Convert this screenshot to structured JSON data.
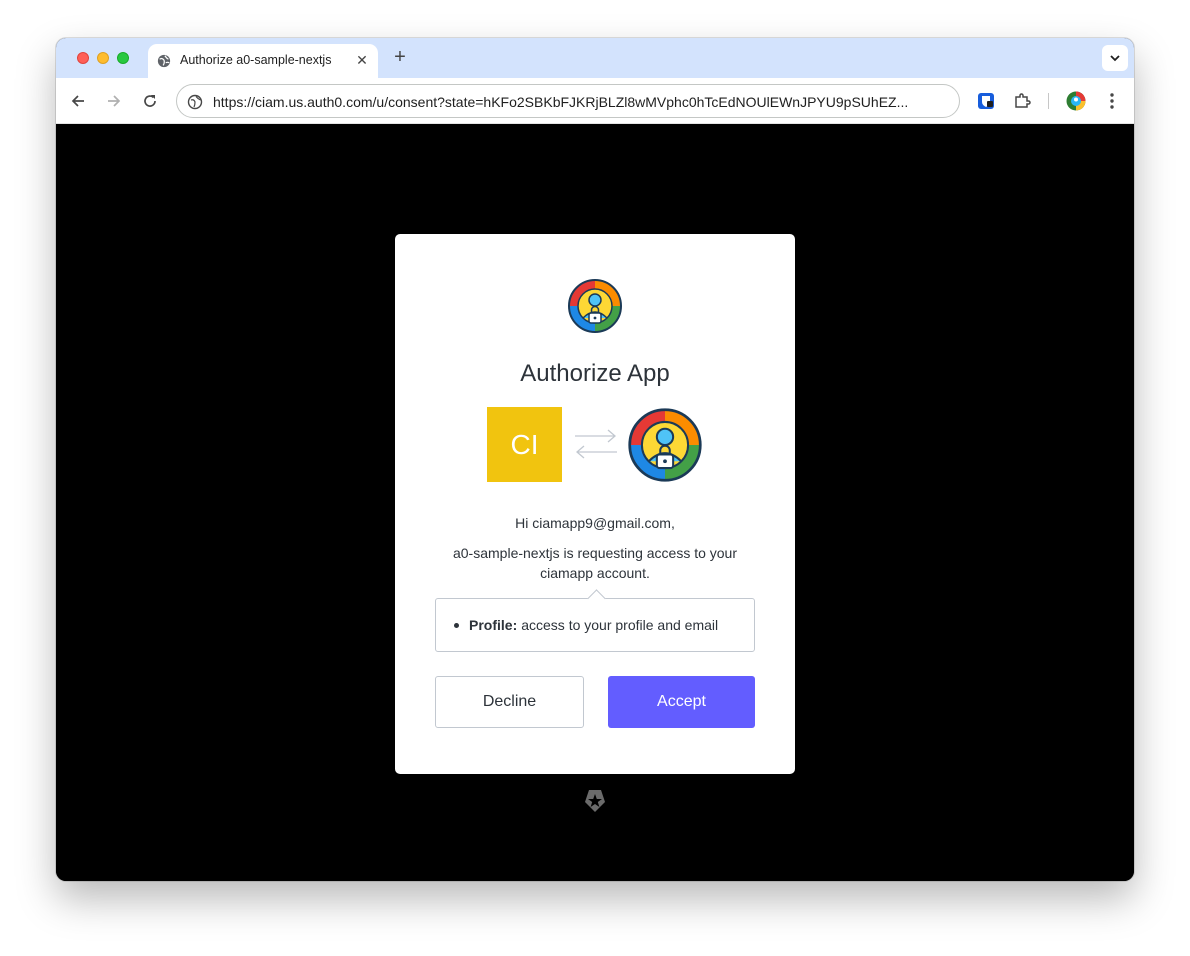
{
  "browser": {
    "tab_title": "Authorize a0-sample-nextjs",
    "tab_close": "✕",
    "new_tab": "+",
    "url": "https://ciam.us.auth0.com/u/consent?state=hKFo2SBKbFJKRjBLZl8wMVphc0hTcEdNOUlEWnJPYU9pSUhEZ..."
  },
  "consent": {
    "title": "Authorize App",
    "app_initials": "CI",
    "greeting": "Hi ciamapp9@gmail.com,",
    "request_text": "a0-sample-nextjs is requesting access to your ciamapp account.",
    "scopes": [
      {
        "name": "Profile:",
        "description": "access to your profile and email"
      }
    ],
    "decline_label": "Decline",
    "accept_label": "Accept"
  },
  "colors": {
    "accent": "#635dff",
    "app_tile": "#f1c40f",
    "tabstrip": "#d3e3fd"
  },
  "icons": [
    "globe-icon",
    "back-arrow-icon",
    "forward-arrow-icon",
    "reload-icon",
    "site-info-icon",
    "bitwarden-icon",
    "extensions-icon",
    "profile-avatar-icon",
    "kebab-menu-icon",
    "chevron-down-icon",
    "swap-arrows-icon",
    "auth0-shield-icon"
  ]
}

- GIVEN TASK:
Copy out each line of the data containing the string "sample".

- OUTPUT OF THE EXERCISE:
    "tab_title": "Authorize a0-sample-nextjs",
    "request_text": "a0-sample-nextjs is requesting access to your ciamapp account.",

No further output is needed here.